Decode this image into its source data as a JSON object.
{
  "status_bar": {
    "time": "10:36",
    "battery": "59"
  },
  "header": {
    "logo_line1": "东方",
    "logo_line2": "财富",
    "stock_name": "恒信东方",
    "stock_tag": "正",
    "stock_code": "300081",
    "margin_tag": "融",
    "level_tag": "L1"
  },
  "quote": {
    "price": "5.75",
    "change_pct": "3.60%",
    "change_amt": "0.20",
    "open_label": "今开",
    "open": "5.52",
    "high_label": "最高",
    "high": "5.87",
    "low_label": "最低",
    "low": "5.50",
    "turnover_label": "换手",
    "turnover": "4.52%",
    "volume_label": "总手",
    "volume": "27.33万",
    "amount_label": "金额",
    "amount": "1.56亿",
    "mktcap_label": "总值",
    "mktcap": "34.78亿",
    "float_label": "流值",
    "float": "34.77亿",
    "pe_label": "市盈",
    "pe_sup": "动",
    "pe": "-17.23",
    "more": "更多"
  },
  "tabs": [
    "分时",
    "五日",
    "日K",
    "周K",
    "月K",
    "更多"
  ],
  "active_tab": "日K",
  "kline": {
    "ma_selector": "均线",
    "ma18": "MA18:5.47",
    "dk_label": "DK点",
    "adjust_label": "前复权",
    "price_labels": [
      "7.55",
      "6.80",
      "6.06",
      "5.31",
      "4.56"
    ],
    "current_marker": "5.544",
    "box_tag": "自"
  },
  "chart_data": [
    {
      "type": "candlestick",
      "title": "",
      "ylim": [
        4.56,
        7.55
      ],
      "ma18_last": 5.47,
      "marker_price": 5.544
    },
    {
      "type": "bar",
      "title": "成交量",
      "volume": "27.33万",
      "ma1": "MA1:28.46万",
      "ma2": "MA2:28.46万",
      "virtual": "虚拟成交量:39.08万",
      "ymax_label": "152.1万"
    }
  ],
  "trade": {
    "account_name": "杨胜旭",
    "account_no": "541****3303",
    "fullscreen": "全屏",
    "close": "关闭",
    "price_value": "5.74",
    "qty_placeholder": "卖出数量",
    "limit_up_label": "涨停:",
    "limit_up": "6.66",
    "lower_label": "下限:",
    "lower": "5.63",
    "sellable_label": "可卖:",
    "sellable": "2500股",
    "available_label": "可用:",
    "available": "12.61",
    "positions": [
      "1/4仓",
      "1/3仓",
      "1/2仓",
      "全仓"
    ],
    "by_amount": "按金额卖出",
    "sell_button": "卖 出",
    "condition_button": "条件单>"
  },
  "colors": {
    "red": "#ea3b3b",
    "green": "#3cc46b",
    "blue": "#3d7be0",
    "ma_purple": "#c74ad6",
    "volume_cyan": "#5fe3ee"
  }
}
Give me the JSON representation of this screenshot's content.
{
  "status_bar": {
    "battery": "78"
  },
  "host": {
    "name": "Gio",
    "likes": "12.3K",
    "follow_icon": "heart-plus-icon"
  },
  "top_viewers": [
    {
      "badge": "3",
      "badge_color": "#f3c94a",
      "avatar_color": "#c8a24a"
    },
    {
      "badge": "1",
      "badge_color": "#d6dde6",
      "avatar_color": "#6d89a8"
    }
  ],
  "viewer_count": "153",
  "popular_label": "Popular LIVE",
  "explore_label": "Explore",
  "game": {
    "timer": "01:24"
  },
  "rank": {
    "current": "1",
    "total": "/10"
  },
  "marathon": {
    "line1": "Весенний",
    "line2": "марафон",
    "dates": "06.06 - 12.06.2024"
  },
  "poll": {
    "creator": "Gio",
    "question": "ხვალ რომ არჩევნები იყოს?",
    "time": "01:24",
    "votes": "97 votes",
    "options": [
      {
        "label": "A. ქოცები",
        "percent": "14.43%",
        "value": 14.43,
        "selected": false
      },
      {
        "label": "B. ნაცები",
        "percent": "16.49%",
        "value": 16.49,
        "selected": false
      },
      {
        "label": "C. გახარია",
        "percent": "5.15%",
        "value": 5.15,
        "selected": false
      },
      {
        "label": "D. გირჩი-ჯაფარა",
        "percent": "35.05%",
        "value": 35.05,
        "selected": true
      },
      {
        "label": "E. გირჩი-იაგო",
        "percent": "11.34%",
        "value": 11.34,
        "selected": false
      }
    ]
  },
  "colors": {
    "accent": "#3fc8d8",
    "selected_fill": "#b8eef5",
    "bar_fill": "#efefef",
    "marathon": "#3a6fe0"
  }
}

--- --- ---

WHAT TO WORK ON: How many of the lines above include the string "percent"? Reply with the number by itself.

EXERCISE RESULT: 5